------ TASK DATA
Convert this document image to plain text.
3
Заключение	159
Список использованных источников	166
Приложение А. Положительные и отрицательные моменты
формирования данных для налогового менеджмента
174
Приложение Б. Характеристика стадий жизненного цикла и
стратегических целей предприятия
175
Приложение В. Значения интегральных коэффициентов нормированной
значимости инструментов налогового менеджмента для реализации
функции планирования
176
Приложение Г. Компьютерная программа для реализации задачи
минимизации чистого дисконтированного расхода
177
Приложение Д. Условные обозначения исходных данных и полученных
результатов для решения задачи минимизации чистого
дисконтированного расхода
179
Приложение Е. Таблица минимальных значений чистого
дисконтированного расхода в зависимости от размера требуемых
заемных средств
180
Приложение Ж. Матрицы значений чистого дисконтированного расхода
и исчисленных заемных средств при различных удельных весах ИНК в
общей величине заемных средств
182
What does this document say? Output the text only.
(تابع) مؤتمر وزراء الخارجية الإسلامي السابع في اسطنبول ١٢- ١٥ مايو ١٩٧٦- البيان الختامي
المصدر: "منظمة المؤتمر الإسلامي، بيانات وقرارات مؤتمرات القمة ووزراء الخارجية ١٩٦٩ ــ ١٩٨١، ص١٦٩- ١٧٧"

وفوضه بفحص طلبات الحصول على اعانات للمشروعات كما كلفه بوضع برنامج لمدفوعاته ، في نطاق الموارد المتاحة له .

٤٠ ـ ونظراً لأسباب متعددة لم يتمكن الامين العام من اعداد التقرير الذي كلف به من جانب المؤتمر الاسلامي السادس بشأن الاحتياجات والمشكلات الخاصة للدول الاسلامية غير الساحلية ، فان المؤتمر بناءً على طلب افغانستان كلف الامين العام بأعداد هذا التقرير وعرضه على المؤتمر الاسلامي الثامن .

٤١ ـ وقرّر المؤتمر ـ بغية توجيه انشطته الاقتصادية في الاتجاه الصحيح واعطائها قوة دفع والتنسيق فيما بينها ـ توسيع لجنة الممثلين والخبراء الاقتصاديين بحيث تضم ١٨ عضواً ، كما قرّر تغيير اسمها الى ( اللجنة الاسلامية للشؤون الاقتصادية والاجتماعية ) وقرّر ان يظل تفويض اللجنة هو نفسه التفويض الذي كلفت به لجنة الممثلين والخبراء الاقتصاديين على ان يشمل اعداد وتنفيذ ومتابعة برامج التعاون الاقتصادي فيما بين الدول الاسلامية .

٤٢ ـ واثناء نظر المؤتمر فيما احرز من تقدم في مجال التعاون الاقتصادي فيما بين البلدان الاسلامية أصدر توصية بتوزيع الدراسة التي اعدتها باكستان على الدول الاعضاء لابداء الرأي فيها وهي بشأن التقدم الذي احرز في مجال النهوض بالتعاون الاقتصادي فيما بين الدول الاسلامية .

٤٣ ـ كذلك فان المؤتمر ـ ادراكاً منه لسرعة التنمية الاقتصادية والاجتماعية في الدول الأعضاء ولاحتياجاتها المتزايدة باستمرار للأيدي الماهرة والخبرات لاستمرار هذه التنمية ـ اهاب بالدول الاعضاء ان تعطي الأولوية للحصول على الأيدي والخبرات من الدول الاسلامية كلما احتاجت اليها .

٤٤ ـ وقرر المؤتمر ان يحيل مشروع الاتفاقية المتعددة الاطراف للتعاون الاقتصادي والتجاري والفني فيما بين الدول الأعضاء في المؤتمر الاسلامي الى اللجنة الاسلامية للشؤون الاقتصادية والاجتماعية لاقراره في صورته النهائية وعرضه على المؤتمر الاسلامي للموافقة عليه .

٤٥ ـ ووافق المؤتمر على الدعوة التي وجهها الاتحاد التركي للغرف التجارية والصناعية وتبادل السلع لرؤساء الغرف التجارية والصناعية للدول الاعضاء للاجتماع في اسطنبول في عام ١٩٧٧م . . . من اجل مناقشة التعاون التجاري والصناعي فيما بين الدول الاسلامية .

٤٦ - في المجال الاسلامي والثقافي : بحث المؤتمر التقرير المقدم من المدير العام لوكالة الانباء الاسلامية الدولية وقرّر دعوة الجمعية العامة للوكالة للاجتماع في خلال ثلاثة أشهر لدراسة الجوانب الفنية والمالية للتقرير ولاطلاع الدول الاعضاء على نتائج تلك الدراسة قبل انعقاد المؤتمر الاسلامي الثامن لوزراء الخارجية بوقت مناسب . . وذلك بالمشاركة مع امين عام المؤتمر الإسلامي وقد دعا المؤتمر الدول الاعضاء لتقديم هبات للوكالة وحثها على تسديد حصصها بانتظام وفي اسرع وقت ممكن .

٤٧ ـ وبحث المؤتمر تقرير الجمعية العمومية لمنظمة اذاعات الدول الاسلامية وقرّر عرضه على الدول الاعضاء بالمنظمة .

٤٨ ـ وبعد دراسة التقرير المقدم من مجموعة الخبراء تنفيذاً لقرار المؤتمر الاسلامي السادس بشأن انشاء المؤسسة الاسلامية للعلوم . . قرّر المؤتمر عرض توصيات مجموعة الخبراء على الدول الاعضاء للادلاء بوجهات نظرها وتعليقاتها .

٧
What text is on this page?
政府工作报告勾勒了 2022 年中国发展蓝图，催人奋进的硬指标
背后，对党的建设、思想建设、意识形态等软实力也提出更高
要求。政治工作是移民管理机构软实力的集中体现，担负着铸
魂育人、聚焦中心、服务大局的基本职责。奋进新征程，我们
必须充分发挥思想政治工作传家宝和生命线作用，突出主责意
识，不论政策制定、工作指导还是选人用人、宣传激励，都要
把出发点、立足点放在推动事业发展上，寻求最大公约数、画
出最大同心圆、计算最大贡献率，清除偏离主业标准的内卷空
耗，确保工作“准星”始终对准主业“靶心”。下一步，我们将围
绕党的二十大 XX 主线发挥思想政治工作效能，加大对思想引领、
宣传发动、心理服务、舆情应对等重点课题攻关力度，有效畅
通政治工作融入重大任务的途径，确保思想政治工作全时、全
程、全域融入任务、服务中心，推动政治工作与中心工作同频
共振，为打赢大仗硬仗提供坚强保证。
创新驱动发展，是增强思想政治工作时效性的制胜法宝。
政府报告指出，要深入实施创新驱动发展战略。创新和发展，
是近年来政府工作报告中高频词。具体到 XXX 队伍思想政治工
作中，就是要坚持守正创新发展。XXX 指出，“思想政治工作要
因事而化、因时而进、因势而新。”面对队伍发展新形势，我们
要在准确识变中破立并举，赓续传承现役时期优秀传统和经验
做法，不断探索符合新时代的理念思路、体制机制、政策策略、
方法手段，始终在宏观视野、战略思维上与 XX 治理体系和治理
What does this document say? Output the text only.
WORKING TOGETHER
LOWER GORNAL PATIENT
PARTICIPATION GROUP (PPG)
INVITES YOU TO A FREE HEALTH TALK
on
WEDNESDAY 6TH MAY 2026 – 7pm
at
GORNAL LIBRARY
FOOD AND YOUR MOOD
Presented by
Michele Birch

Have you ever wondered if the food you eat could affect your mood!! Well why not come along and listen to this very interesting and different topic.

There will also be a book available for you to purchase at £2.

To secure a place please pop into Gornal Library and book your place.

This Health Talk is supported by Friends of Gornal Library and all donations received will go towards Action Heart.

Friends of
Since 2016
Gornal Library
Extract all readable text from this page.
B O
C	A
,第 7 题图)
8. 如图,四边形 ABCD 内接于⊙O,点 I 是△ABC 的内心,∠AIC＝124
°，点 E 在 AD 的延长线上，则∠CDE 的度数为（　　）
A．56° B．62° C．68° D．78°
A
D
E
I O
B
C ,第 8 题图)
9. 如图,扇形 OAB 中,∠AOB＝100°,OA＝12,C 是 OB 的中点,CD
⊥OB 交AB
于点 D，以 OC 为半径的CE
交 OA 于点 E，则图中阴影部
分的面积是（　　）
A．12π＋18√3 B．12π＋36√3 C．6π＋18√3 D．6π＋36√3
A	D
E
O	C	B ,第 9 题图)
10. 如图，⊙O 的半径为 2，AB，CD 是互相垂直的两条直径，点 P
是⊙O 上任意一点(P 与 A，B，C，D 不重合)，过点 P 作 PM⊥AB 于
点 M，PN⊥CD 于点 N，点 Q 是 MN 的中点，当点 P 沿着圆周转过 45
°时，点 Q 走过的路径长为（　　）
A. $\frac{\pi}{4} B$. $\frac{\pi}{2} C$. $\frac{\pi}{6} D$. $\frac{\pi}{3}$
------------
## [THE EXERCISE]
Collect every line above that contains the word "расхода".

## [REPLY TO THE EXERCISE]
минимизации чистого дисконтированного расхода
дисконтированного расхода
дисконтированного расхода в зависимости от размера требуемых
Приложение Ж. Матрицы значений чистого дисконтированного расхода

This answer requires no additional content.